[Stored items]
--- Begin ---

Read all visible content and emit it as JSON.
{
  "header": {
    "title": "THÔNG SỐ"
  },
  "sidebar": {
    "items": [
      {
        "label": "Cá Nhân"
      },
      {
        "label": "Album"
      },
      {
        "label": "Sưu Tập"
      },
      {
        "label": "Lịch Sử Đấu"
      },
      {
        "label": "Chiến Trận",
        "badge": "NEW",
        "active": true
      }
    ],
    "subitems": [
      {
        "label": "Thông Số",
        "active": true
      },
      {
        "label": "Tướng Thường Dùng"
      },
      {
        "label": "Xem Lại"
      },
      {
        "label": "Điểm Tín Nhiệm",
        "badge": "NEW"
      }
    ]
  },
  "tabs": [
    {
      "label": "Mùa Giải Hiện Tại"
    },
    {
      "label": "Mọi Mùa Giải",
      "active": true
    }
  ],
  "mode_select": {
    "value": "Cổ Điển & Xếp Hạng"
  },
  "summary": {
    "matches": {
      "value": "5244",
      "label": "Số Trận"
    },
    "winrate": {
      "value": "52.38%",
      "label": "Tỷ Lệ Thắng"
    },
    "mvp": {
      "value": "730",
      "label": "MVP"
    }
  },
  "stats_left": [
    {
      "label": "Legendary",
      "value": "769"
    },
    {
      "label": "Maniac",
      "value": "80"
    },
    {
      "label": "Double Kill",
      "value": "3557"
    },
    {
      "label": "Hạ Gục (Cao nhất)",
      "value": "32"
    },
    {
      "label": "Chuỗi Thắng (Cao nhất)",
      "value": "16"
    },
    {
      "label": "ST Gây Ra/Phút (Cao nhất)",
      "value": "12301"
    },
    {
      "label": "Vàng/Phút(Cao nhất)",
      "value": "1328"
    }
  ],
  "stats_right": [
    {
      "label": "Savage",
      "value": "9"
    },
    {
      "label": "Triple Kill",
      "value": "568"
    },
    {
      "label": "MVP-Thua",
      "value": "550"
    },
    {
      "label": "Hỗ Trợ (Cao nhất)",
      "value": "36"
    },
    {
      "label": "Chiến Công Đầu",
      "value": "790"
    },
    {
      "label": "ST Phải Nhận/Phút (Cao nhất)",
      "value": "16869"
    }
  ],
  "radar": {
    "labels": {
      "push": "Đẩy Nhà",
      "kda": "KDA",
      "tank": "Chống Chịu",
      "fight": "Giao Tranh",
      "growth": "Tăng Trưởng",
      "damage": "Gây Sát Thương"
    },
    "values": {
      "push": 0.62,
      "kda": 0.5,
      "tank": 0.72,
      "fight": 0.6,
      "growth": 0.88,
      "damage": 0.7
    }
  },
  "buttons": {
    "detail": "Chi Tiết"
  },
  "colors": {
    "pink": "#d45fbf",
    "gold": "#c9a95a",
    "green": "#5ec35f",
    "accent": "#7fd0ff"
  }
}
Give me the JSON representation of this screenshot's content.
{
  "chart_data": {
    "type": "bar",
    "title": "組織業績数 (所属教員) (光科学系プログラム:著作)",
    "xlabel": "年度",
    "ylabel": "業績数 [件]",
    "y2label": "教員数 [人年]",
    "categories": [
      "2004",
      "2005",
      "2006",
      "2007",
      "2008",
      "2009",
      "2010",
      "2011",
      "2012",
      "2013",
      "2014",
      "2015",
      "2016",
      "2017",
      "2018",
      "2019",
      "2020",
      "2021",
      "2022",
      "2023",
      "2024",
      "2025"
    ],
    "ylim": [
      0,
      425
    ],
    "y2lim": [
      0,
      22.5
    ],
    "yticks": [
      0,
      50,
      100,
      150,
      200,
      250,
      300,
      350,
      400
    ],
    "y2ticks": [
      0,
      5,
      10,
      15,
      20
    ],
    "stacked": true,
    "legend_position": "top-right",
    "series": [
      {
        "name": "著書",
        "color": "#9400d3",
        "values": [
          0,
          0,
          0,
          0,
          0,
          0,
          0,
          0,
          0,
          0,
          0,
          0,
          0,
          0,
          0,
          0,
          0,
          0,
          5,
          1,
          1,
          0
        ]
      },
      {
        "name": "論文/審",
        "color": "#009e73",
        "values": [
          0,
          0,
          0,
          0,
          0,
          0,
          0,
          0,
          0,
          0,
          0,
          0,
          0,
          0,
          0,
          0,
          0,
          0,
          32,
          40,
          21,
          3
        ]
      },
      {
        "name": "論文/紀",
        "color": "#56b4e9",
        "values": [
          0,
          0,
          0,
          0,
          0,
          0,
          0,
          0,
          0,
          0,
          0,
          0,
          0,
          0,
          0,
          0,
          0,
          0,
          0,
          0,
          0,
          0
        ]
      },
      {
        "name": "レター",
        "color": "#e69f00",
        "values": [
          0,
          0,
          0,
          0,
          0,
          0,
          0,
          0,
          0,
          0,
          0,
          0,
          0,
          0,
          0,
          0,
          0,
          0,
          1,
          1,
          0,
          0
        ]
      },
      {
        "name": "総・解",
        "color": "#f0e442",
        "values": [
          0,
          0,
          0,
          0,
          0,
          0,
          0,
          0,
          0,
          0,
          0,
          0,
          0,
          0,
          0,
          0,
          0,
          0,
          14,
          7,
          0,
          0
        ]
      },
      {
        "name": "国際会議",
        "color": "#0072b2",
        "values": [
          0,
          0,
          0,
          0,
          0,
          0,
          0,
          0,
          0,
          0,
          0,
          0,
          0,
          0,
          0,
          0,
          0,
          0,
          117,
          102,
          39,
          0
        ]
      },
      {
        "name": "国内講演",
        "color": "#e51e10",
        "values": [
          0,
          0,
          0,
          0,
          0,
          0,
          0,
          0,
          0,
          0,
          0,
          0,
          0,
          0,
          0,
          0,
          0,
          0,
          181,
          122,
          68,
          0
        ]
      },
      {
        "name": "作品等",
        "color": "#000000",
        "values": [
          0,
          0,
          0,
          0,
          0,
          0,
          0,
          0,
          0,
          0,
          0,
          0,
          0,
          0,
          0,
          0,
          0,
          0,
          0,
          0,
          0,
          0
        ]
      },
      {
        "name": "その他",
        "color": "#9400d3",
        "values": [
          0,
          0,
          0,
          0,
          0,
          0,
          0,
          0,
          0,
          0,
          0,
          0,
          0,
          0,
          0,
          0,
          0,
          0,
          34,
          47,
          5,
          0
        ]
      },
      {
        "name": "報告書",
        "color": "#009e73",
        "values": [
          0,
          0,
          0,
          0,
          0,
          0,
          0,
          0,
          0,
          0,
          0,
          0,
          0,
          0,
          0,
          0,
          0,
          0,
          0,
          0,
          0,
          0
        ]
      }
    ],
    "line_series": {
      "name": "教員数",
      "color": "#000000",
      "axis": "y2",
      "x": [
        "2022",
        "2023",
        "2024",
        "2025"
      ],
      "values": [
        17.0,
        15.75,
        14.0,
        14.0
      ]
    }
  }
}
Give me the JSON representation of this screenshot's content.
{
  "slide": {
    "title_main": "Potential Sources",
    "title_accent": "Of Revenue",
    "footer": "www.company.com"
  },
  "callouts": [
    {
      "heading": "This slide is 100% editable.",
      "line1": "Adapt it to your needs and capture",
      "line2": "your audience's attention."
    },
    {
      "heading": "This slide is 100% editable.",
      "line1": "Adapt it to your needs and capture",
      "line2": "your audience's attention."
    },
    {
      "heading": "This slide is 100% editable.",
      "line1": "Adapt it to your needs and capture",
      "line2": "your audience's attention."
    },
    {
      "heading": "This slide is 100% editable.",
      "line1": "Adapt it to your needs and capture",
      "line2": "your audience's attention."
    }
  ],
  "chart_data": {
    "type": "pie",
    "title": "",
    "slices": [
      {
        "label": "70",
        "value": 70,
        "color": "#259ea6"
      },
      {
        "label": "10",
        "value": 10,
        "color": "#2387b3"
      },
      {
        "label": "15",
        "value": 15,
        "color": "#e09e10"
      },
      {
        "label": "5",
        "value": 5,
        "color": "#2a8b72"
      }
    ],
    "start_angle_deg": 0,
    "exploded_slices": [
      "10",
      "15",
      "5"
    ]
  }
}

--- End ---

§ What you have to do
From the records above, pull out each line that has "nhất".

§ Answer for the task
      "label": "Hạ Gục (Cao nhất)",
      "label": "Chuỗi Thắng (Cao nhất)",
      "label": "ST Gây Ra/Phút (Cao nhất)",
      "label": "Vàng/Phút(Cao nhất)",
      "label": "Hỗ Trợ (Cao nhất)",
      "label": "ST Phải Nhận/Phút (Cao nhất)",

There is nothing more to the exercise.